↓↓↓

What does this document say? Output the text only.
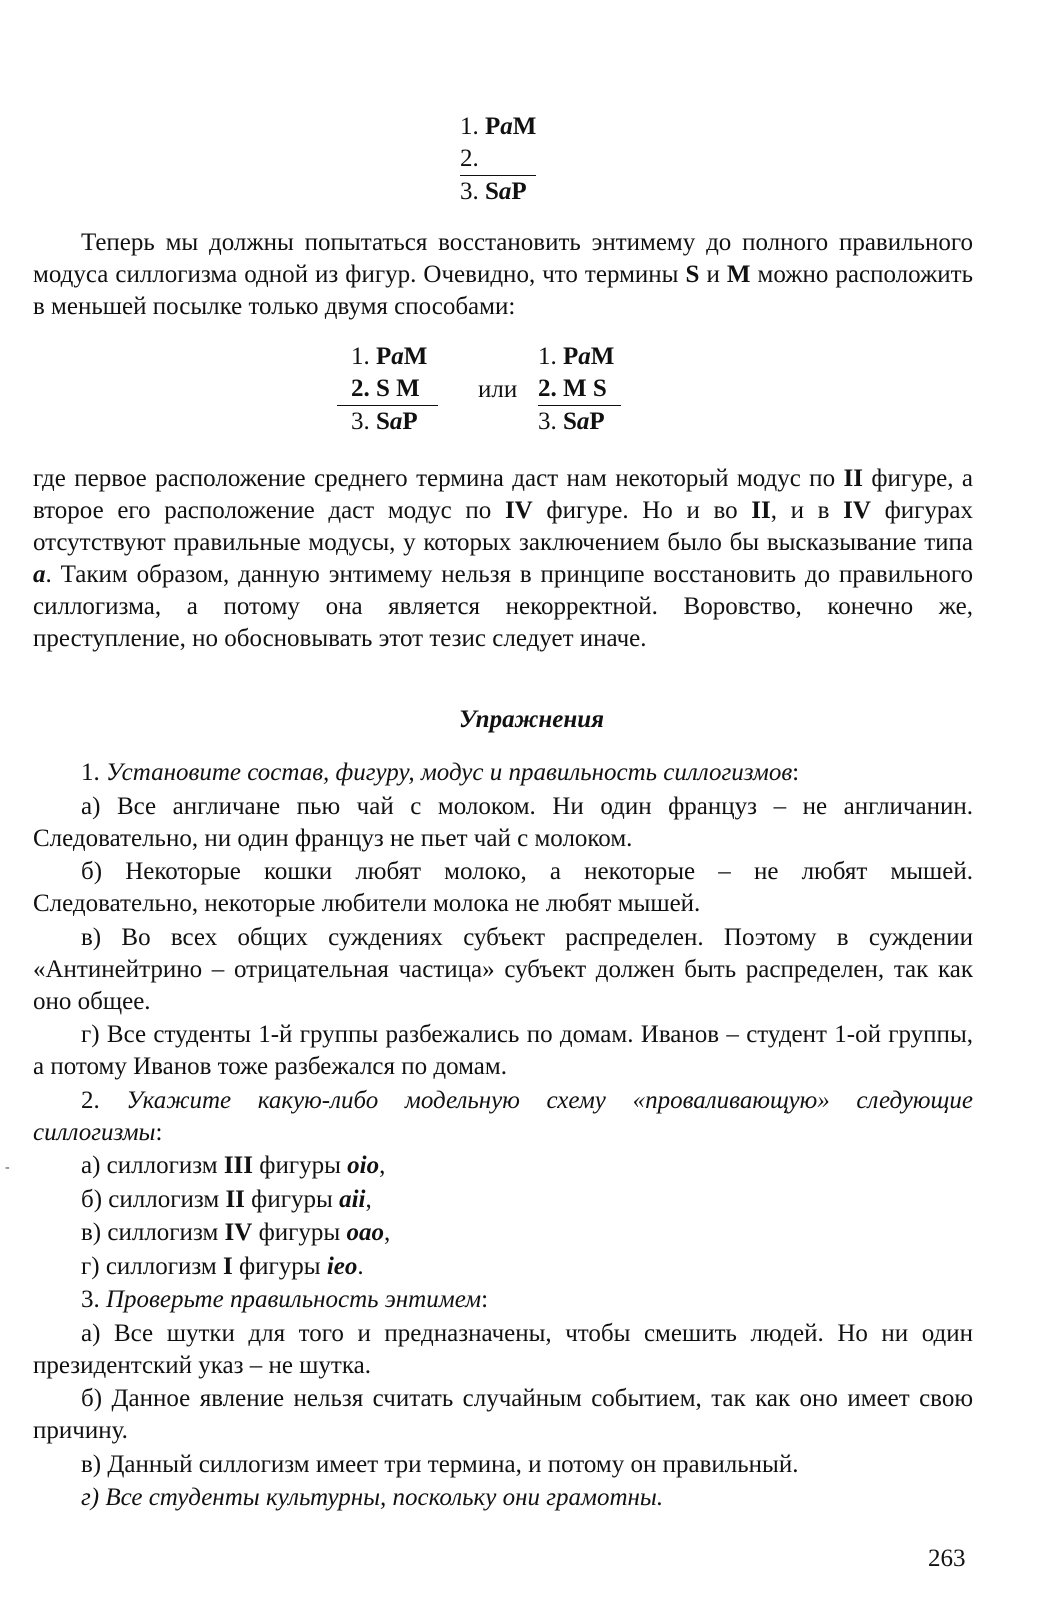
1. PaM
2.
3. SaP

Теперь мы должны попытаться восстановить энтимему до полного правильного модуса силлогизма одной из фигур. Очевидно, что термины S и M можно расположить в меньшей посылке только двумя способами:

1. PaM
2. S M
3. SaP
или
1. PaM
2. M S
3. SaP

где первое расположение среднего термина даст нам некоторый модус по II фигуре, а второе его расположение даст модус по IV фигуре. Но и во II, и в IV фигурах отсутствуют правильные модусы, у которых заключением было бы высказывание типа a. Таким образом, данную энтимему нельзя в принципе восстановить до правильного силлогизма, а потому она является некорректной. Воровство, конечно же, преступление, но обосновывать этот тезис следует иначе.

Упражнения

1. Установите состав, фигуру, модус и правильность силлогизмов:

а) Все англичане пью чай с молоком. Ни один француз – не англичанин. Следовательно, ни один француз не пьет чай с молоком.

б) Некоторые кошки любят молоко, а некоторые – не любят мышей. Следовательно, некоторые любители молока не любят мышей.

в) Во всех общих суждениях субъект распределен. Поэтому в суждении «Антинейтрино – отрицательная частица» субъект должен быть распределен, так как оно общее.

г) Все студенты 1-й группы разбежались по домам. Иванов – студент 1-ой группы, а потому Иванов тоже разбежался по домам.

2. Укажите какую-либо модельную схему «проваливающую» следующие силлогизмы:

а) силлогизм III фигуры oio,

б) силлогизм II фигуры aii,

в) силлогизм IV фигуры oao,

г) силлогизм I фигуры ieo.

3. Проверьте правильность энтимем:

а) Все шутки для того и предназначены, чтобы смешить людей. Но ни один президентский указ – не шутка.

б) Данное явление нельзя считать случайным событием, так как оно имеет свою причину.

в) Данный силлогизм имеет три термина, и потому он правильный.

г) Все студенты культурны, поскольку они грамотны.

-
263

↑↑↑

### Set task
Pick out all lines containing the string "правильность".

### Written answer
1. Установите состав, фигуру, модус и правильность силлогизмов:
3. Проверьте правильность энтимем:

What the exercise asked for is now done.